▶ [EXERCISE INSTRUCTIONS]: Each line of the listing must be transcribed exactly, except for the images, which should be excluded.

(Saved data entries)
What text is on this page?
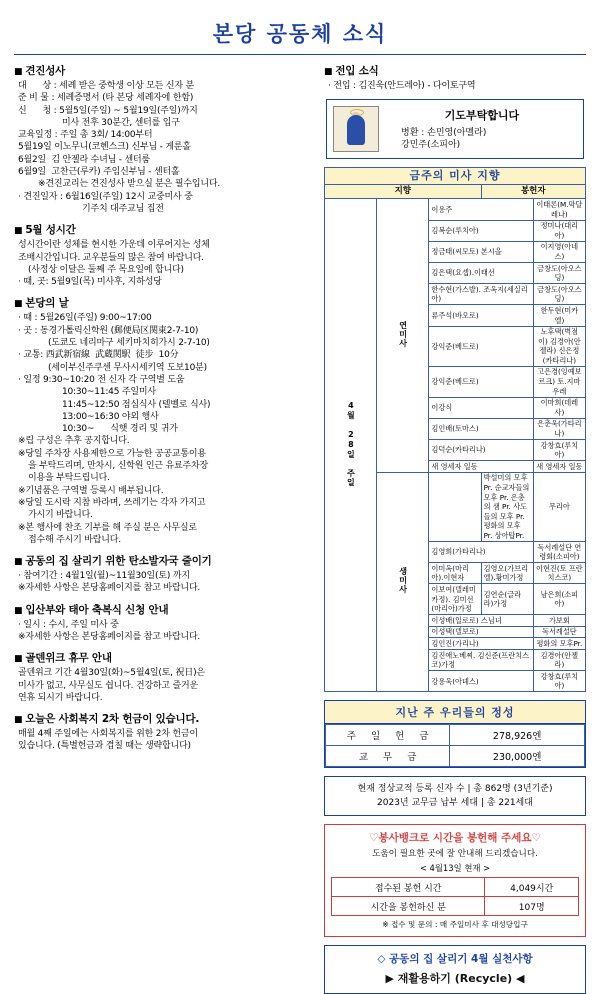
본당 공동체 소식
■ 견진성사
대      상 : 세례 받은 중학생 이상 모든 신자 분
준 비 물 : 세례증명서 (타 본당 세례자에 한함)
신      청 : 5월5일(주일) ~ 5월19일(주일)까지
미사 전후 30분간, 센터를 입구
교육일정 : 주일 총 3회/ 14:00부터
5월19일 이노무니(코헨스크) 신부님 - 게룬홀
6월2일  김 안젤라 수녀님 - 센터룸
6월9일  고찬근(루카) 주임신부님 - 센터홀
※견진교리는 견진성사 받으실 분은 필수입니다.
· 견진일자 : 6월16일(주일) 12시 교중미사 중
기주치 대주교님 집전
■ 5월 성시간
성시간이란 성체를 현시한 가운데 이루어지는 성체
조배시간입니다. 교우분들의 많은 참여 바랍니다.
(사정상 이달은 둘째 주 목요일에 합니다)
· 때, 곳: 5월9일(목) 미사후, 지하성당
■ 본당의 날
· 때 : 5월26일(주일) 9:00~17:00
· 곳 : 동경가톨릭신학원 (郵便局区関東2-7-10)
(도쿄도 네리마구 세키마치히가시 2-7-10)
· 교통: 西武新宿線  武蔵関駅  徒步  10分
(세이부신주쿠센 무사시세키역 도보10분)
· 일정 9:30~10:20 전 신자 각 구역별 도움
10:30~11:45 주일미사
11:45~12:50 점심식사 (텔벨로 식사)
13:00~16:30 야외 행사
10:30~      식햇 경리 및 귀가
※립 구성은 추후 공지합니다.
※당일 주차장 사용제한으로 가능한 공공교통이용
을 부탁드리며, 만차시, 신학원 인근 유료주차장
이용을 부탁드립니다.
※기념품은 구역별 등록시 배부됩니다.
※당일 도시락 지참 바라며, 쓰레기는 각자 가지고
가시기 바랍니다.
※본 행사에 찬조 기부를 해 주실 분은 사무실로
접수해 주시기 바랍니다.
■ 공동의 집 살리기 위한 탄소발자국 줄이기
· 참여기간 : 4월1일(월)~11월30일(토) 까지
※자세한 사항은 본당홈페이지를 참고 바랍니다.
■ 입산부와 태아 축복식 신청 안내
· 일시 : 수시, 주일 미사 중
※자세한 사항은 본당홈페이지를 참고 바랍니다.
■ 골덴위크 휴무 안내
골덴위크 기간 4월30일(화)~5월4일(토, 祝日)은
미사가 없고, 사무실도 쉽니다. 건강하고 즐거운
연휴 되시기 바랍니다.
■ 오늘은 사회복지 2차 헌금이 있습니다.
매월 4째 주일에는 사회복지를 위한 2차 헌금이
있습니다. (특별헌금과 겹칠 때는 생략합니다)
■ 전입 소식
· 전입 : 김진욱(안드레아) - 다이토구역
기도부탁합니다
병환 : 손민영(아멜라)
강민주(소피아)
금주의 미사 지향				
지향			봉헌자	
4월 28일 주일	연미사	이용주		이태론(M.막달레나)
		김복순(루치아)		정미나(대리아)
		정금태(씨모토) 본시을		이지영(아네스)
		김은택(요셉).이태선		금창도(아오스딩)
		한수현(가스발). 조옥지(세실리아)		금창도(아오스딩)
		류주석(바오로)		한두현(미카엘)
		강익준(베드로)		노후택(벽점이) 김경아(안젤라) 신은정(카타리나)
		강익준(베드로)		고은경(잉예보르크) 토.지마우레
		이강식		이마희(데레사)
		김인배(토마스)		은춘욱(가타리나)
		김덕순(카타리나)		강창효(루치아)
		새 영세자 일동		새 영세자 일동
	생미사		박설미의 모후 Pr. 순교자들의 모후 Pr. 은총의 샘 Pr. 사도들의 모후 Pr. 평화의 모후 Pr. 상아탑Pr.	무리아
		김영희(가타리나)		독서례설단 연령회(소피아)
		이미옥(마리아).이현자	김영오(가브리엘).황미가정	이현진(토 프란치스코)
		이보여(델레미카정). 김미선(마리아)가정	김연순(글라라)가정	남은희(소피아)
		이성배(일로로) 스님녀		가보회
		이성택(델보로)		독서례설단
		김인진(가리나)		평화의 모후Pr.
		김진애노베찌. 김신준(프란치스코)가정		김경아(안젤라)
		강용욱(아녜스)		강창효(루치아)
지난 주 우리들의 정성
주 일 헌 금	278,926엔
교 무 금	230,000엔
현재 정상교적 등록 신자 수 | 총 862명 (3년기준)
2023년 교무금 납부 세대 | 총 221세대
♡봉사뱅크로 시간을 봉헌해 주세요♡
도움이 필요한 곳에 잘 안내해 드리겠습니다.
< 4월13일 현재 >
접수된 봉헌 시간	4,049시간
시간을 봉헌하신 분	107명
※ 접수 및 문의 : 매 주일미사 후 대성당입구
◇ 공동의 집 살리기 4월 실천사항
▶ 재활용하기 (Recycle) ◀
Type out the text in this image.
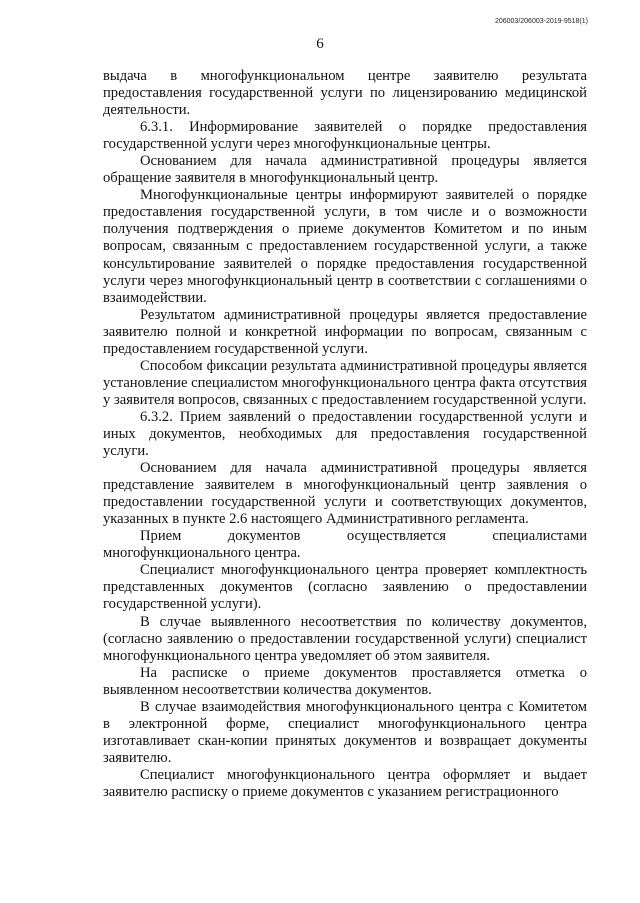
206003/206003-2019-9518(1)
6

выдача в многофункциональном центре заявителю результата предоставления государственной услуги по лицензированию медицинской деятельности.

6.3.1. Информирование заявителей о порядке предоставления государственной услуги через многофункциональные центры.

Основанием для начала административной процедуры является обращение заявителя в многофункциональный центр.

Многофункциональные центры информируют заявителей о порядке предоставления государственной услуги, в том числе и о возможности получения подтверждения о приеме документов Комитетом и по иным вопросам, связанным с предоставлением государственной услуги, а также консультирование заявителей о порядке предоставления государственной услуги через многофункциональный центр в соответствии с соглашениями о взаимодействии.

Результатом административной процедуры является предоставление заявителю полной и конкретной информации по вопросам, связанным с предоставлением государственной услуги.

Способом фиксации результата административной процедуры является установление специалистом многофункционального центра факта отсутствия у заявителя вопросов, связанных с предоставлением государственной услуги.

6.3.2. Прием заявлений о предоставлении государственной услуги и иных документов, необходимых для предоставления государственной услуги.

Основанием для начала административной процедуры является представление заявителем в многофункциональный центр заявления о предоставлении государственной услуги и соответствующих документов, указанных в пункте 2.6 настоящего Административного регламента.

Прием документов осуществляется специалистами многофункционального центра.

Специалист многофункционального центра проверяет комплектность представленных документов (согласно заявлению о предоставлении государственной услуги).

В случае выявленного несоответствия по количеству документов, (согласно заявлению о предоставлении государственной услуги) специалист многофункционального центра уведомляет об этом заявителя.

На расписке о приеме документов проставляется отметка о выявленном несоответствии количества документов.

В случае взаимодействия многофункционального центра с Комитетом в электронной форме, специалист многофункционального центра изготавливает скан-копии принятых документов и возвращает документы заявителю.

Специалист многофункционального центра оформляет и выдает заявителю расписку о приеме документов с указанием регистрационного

▶ [EXERCISE SOLUTION]:
What text is on this page?
본당 공동체 소식
■ 견진성사
대      상 : 세례 받은 중학생 이상 모든 신자 분
준 비 물 : 세례증명서 (타 본당 세례자에 한함)
신      청 : 5월5일(주일) ~ 5월19일(주일)까지
미사 전후 30분간, 센터를 입구
교육일정 : 주일 총 3회/ 14:00부터
5월19일 이노무니(코헨스크) 신부님 - 게룬홀
6월2일  김 안젤라 수녀님 - 센터룸
6월9일  고찬근(루카) 주임신부님 - 센터홀
※견진교리는 견진성사 받으실 분은 필수입니다.
· 견진일자 : 6월16일(주일) 12시 교중미사 중
기주치 대주교님 집전
■ 5월 성시간
성시간이란 성체를 현시한 가운데 이루어지는 성체
조배시간입니다. 교우분들의 많은 참여 바랍니다.
(사정상 이달은 둘째 주 목요일에 합니다)
· 때, 곳: 5월9일(목) 미사후, 지하성당
■ 본당의 날
· 때 : 5월26일(주일) 9:00~17:00
· 곳 : 동경가톨릭신학원 (郵便局区関東2-7-10)
(도쿄도 네리마구 세키마치히가시 2-7-10)
· 교통: 西武新宿線  武蔵関駅  徒步  10分
(세이부신주쿠센 무사시세키역 도보10분)
· 일정 9:30~10:20 전 신자 각 구역별 도움
10:30~11:45 주일미사
11:45~12:50 점심식사 (텔벨로 식사)
13:00~16:30 야외 행사
10:30~      식햇 경리 및 귀가
※립 구성은 추후 공지합니다.
※당일 주차장 사용제한으로 가능한 공공교통이용
을 부탁드리며, 만차시, 신학원 인근 유료주차장
이용을 부탁드립니다.
※기념품은 구역별 등록시 배부됩니다.
※당일 도시락 지참 바라며, 쓰레기는 각자 가지고
가시기 바랍니다.
※본 행사에 찬조 기부를 해 주실 분은 사무실로
접수해 주시기 바랍니다.
■ 공동의 집 살리기 위한 탄소발자국 줄이기
· 참여기간 : 4월1일(월)~11월30일(토) 까지
※자세한 사항은 본당홈페이지를 참고 바랍니다.
■ 입산부와 태아 축복식 신청 안내
· 일시 : 수시, 주일 미사 중
※자세한 사항은 본당홈페이지를 참고 바랍니다.
■ 골덴위크 휴무 안내
골덴위크 기간 4월30일(화)~5월4일(토, 祝日)은
미사가 없고, 사무실도 쉽니다. 건강하고 즐거운
연휴 되시기 바랍니다.
■ 오늘은 사회복지 2차 헌금이 있습니다.
매월 4째 주일에는 사회복지를 위한 2차 헌금이
있습니다. (특별헌금과 겹칠 때는 생략합니다)
■ 전입 소식
· 전입 : 김진욱(안드레아) - 다이토구역
기도부탁합니다
병환 : 손민영(아멜라)
강민주(소피아)
금주의 미사 지향				
지향			봉헌자	
4월 28일 주일	연미사	이용주		이태론(M.막달레나)
		김복순(루치아)		정미나(대리아)
		정금태(씨모토) 본시을		이지영(아네스)
		김은택(요셉).이태선		금창도(아오스딩)
		한수현(가스발). 조옥지(세실리아)		금창도(아오스딩)
		류주석(바오로)		한두현(미카엘)
		강익준(베드로)		노후택(벽점이) 김경아(안젤라) 신은정(카타리나)
		강익준(베드로)		고은경(잉예보르크) 토.지마우레
		이강식		이마희(데레사)
		김인배(토마스)		은춘욱(가타리나)
		김덕순(카타리나)		강창효(루치아)
		새 영세자 일동		새 영세자 일동
	생미사		박설미의 모후 Pr. 순교자들의 모후 Pr. 은총의 샘 Pr. 사도들의 모후 Pr. 평화의 모후 Pr. 상아탑Pr.	무리아
		김영희(가타리나)		독서례설단 연령회(소피아)
		이미옥(마리아).이현자	김영오(가브리엘).황미가정	이현진(토 프란치스코)
		이보여(델레미카정). 김미선(마리아)가정	김연순(글라라)가정	남은희(소피아)
		이성배(일로로) 스님녀		가보회
		이성택(델보로)		독서례설단
		김인진(가리나)		평화의 모후Pr.
		김진애노베찌. 김신준(프란치스코)가정		김경아(안젤라)
		강용욱(아녜스)		강창효(루치아)
지난 주 우리들의 정성
주 일 헌 금	278,926엔
교 무 금	230,000엔
현재 정상교적 등록 신자 수 | 총 862명 (3년기준)
2023년 교무금 납부 세대 | 총 221세대
♡봉사뱅크로 시간을 봉헌해 주세요♡
도움이 필요한 곳에 잘 안내해 드리겠습니다.
< 4월13일 현재 >
접수된 봉헌 시간	4,049시간
시간을 봉헌하신 분	107명
※ 접수 및 문의 : 매 주일미사 후 대성당입구
◇ 공동의 집 살리기 4월 실천사항
▶ 재활용하기 (Recycle) ◀
Type out the text in this image.
206003/206003-2019-9518(1)
6

выдача в многофункциональном центре заявителю результата предоставления государственной услуги по лицензированию медицинской деятельности.

6.3.1. Информирование заявителей о порядке предоставления государственной услуги через многофункциональные центры.

Основанием для начала административной процедуры является обращение заявителя в многофункциональный центр.

Многофункциональные центры информируют заявителей о порядке предоставления государственной услуги, в том числе и о возможности получения подтверждения о приеме документов Комитетом и по иным вопросам, связанным с предоставлением государственной услуги, а также консультирование заявителей о порядке предоставления государственной услуги через многофункциональный центр в соответствии с соглашениями о взаимодействии.

Результатом административной процедуры является предоставление заявителю полной и конкретной информации по вопросам, связанным с предоставлением государственной услуги.

Способом фиксации результата административной процедуры является установление специалистом многофункционального центра факта отсутствия у заявителя вопросов, связанных с предоставлением государственной услуги.

6.3.2. Прием заявлений о предоставлении государственной услуги и иных документов, необходимых для предоставления государственной услуги.

Основанием для начала административной процедуры является представление заявителем в многофункциональный центр заявления о предоставлении государственной услуги и соответствующих документов, указанных в пункте 2.6 настоящего Административного регламента.

Прием документов осуществляется специалистами многофункционального центра.

Специалист многофункционального центра проверяет комплектность представленных документов (согласно заявлению о предоставлении государственной услуги).

В случае выявленного несоответствия по количеству документов, (согласно заявлению о предоставлении государственной услуги) специалист многофункционального центра уведомляет об этом заявителя.

На расписке о приеме документов проставляется отметка о выявленном несоответствии количества документов.

В случае взаимодействия многофункционального центра с Комитетом в электронной форме, специалист многофункционального центра изготавливает скан-копии принятых документов и возвращает документы заявителю.

Специалист многофункционального центра оформляет и выдает заявителю расписку о приеме документов с указанием регистрационного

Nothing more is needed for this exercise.